Directions for this task:
Report every line below that holds the word "title".

Source material:
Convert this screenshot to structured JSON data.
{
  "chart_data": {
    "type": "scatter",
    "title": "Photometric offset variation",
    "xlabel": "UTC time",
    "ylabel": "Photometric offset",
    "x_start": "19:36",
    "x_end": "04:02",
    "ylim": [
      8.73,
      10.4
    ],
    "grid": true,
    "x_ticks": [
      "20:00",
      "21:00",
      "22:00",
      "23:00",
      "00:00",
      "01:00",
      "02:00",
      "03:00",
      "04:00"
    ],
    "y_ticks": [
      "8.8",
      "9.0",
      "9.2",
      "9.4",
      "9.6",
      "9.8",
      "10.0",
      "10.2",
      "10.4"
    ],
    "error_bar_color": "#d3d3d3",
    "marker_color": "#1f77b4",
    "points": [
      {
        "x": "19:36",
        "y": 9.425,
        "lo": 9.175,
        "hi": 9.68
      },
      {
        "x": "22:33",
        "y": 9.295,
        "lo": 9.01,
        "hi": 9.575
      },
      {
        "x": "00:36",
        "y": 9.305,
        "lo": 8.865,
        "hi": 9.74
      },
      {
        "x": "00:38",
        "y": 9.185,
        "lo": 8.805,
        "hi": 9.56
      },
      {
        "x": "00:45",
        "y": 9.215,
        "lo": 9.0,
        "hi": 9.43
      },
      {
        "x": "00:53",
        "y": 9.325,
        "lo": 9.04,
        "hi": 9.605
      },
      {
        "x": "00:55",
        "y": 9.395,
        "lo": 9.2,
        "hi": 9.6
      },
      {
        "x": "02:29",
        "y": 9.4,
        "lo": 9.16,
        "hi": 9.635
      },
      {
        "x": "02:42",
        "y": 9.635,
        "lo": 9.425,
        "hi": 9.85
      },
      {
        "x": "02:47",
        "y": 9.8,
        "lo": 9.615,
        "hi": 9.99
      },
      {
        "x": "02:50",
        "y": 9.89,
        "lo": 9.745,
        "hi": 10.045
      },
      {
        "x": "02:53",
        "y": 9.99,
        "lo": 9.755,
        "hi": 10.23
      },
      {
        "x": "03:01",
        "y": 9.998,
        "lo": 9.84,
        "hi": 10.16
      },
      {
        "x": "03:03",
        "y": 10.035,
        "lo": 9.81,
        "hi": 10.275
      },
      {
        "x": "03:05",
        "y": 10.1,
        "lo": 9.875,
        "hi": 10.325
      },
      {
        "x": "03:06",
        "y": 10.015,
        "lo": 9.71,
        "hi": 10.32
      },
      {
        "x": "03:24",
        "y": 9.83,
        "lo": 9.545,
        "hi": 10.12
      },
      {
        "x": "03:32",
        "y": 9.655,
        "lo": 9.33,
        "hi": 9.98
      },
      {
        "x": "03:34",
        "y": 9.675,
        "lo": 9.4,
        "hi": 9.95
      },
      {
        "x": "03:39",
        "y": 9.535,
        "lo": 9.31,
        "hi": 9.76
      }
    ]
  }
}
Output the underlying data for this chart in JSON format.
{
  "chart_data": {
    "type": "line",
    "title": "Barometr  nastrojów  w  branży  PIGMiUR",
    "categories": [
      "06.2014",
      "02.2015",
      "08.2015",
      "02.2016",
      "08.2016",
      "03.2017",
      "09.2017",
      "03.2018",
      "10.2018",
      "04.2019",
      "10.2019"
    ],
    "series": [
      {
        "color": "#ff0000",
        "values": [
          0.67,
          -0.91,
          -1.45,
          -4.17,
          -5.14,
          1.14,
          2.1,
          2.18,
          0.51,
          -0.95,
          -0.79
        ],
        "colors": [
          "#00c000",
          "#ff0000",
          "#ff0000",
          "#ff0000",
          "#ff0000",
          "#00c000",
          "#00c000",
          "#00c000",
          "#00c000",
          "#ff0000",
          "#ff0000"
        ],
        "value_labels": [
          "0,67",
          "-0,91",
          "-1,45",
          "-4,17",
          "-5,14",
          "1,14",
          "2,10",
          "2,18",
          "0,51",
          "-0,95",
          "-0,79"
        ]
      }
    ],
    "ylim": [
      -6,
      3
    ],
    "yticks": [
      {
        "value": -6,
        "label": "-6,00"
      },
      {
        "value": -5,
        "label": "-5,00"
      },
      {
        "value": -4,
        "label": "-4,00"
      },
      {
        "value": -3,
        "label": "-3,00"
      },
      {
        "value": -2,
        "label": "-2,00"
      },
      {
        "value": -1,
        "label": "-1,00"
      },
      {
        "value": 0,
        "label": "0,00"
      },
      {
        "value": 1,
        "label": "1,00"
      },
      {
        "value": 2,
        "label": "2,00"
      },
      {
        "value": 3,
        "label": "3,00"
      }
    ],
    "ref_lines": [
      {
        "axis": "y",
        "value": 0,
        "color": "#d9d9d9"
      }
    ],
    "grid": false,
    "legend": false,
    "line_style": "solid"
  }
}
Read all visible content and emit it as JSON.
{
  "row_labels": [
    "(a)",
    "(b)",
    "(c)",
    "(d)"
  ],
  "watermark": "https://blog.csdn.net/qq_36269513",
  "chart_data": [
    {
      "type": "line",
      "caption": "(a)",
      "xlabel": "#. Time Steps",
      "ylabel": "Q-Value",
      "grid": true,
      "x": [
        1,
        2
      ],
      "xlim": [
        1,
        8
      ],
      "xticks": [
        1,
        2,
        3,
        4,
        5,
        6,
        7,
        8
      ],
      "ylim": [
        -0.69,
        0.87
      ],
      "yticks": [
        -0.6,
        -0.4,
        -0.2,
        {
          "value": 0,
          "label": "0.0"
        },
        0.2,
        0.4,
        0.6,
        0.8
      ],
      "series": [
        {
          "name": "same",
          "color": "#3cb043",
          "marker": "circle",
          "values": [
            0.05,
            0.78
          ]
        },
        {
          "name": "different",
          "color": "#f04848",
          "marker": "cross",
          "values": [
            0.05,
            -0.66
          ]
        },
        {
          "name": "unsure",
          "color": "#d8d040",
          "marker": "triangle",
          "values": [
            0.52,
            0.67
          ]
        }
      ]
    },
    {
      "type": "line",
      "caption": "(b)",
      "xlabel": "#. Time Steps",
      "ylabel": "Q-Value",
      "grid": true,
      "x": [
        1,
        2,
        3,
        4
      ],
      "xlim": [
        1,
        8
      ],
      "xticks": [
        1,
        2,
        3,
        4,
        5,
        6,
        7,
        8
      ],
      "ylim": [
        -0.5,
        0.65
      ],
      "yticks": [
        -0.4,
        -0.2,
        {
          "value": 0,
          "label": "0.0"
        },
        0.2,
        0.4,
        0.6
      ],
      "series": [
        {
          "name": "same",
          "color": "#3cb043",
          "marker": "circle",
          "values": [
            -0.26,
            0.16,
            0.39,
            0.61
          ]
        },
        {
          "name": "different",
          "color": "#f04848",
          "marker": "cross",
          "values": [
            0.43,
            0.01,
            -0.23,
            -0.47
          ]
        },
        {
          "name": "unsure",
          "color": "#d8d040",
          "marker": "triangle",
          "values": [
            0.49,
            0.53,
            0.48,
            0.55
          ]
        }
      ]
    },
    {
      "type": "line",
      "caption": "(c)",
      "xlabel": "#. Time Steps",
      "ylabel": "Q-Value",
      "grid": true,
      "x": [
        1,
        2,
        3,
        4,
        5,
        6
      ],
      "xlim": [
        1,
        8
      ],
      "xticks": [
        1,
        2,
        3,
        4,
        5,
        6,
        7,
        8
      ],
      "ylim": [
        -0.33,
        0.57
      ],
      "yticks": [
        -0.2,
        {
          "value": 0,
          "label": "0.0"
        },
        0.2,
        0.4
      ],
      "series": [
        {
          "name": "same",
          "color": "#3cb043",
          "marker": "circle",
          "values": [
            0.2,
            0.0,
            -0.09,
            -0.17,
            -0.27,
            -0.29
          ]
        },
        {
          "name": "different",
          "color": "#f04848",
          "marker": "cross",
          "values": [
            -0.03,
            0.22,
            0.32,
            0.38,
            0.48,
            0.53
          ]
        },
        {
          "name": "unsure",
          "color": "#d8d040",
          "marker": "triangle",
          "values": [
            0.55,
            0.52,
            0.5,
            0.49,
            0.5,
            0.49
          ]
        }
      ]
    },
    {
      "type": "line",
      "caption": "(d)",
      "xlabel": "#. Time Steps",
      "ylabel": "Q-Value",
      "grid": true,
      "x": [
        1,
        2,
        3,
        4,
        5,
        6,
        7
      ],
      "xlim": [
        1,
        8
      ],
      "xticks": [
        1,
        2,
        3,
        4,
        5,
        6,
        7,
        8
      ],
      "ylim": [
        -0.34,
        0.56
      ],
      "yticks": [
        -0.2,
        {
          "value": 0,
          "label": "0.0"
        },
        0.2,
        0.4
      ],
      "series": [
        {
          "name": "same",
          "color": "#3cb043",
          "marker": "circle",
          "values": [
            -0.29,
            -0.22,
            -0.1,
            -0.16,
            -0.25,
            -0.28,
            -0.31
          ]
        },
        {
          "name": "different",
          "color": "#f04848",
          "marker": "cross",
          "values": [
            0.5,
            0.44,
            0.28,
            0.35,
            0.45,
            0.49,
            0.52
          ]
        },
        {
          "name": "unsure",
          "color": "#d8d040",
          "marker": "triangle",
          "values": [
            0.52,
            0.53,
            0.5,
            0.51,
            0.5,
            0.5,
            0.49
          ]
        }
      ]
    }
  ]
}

Answer to this task:
    "title": "Photometric offset variation",
    "title": "Barometr  nastrojów  w  branży  PIGMiUR",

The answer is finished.